> [RECORDS FOR PROCESSING]

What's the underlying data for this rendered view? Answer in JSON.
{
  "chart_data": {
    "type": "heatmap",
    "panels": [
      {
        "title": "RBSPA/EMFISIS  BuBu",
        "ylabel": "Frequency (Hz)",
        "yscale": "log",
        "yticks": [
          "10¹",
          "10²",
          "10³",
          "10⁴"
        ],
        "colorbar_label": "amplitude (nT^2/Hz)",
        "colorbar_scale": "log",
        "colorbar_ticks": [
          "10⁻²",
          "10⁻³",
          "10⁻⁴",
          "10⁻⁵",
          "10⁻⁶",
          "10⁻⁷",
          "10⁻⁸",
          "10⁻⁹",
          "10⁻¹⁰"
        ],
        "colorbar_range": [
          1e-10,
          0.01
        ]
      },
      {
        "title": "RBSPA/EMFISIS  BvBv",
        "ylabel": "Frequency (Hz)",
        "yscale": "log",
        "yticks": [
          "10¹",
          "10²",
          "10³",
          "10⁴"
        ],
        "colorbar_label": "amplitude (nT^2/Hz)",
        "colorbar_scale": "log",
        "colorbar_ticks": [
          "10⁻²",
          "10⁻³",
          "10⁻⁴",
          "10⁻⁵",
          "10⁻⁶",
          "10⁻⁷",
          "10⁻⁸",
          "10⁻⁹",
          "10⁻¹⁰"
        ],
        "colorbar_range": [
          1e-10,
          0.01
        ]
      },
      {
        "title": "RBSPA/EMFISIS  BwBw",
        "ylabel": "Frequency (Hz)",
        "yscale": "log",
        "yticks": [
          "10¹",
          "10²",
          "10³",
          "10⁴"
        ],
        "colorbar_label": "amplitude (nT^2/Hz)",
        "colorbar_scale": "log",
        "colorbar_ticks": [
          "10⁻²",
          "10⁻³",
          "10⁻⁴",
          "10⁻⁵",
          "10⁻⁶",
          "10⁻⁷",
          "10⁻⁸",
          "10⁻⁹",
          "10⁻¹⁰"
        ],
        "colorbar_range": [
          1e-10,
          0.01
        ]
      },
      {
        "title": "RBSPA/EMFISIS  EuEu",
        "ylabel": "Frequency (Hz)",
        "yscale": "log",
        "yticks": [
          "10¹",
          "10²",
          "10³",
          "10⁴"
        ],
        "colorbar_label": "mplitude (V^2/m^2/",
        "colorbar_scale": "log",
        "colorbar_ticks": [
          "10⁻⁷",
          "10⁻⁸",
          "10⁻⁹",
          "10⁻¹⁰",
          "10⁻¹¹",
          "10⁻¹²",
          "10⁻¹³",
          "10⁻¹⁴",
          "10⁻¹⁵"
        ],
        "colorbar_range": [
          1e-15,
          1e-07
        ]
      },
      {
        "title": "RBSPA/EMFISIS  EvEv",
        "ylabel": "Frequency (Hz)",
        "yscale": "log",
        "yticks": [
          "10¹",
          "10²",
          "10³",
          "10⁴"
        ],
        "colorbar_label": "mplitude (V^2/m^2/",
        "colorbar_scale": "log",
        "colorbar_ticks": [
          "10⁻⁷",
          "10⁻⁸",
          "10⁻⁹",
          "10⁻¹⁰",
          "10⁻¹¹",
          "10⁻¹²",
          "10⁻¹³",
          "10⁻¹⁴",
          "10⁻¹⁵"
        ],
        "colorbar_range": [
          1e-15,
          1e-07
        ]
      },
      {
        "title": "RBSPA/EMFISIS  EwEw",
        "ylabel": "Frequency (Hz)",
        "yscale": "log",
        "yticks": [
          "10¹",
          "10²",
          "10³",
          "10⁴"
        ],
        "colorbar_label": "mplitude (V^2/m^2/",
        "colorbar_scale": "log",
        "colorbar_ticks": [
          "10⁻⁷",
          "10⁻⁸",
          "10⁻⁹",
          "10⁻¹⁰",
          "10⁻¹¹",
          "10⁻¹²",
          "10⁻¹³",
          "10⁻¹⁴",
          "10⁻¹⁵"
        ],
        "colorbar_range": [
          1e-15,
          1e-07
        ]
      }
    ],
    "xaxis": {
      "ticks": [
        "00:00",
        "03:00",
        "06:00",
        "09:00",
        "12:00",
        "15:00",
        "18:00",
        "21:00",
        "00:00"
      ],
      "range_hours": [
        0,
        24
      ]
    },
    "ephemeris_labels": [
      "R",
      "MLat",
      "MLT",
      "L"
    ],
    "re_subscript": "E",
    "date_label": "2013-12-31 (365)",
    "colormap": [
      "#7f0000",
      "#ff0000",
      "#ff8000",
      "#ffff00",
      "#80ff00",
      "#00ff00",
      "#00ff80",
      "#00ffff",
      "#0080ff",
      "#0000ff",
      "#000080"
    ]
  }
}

> [STATED PROBLEM] Every line of the data above should be reproduced word for word.

> [RESPONSE TO THIS EXERCISE]
What's the underlying data for this rendered view? Answer in JSON.
{
  "chart_data": {
    "type": "heatmap",
    "panels": [
      {
        "title": "RBSPA/EMFISIS  BuBu",
        "ylabel": "Frequency (Hz)",
        "yscale": "log",
        "yticks": [
          "10¹",
          "10²",
          "10³",
          "10⁴"
        ],
        "colorbar_label": "amplitude (nT^2/Hz)",
        "colorbar_scale": "log",
        "colorbar_ticks": [
          "10⁻²",
          "10⁻³",
          "10⁻⁴",
          "10⁻⁵",
          "10⁻⁶",
          "10⁻⁷",
          "10⁻⁸",
          "10⁻⁹",
          "10⁻¹⁰"
        ],
        "colorbar_range": [
          1e-10,
          0.01
        ]
      },
      {
        "title": "RBSPA/EMFISIS  BvBv",
        "ylabel": "Frequency (Hz)",
        "yscale": "log",
        "yticks": [
          "10¹",
          "10²",
          "10³",
          "10⁴"
        ],
        "colorbar_label": "amplitude (nT^2/Hz)",
        "colorbar_scale": "log",
        "colorbar_ticks": [
          "10⁻²",
          "10⁻³",
          "10⁻⁴",
          "10⁻⁵",
          "10⁻⁶",
          "10⁻⁷",
          "10⁻⁸",
          "10⁻⁹",
          "10⁻¹⁰"
        ],
        "colorbar_range": [
          1e-10,
          0.01
        ]
      },
      {
        "title": "RBSPA/EMFISIS  BwBw",
        "ylabel": "Frequency (Hz)",
        "yscale": "log",
        "yticks": [
          "10¹",
          "10²",
          "10³",
          "10⁴"
        ],
        "colorbar_label": "amplitude (nT^2/Hz)",
        "colorbar_scale": "log",
        "colorbar_ticks": [
          "10⁻²",
          "10⁻³",
          "10⁻⁴",
          "10⁻⁵",
          "10⁻⁶",
          "10⁻⁷",
          "10⁻⁸",
          "10⁻⁹",
          "10⁻¹⁰"
        ],
        "colorbar_range": [
          1e-10,
          0.01
        ]
      },
      {
        "title": "RBSPA/EMFISIS  EuEu",
        "ylabel": "Frequency (Hz)",
        "yscale": "log",
        "yticks": [
          "10¹",
          "10²",
          "10³",
          "10⁴"
        ],
        "colorbar_label": "mplitude (V^2/m^2/",
        "colorbar_scale": "log",
        "colorbar_ticks": [
          "10⁻⁷",
          "10⁻⁸",
          "10⁻⁹",
          "10⁻¹⁰",
          "10⁻¹¹",
          "10⁻¹²",
          "10⁻¹³",
          "10⁻¹⁴",
          "10⁻¹⁵"
        ],
        "colorbar_range": [
          1e-15,
          1e-07
        ]
      },
      {
        "title": "RBSPA/EMFISIS  EvEv",
        "ylabel": "Frequency (Hz)",
        "yscale": "log",
        "yticks": [
          "10¹",
          "10²",
          "10³",
          "10⁴"
        ],
        "colorbar_label": "mplitude (V^2/m^2/",
        "colorbar_scale": "log",
        "colorbar_ticks": [
          "10⁻⁷",
          "10⁻⁸",
          "10⁻⁹",
          "10⁻¹⁰",
          "10⁻¹¹",
          "10⁻¹²",
          "10⁻¹³",
          "10⁻¹⁴",
          "10⁻¹⁵"
        ],
        "colorbar_range": [
          1e-15,
          1e-07
        ]
      },
      {
        "title": "RBSPA/EMFISIS  EwEw",
        "ylabel": "Frequency (Hz)",
        "yscale": "log",
        "yticks": [
          "10¹",
          "10²",
          "10³",
          "10⁴"
        ],
        "colorbar_label": "mplitude (V^2/m^2/",
        "colorbar_scale": "log",
        "colorbar_ticks": [
          "10⁻⁷",
          "10⁻⁸",
          "10⁻⁹",
          "10⁻¹⁰",
          "10⁻¹¹",
          "10⁻¹²",
          "10⁻¹³",
          "10⁻¹⁴",
          "10⁻¹⁵"
        ],
        "colorbar_range": [
          1e-15,
          1e-07
        ]
      }
    ],
    "xaxis": {
      "ticks": [
        "00:00",
        "03:00",
        "06:00",
        "09:00",
        "12:00",
        "15:00",
        "18:00",
        "21:00",
        "00:00"
      ],
      "range_hours": [
        0,
        24
      ]
    },
    "ephemeris_labels": [
      "R",
      "MLat",
      "MLT",
      "L"
    ],
    "re_subscript": "E",
    "date_label": "2013-12-31 (365)",
    "colormap": [
      "#7f0000",
      "#ff0000",
      "#ff8000",
      "#ffff00",
      "#80ff00",
      "#00ff00",
      "#00ff80",
      "#00ffff",
      "#0080ff",
      "#0000ff",
      "#000080"
    ]
  }
}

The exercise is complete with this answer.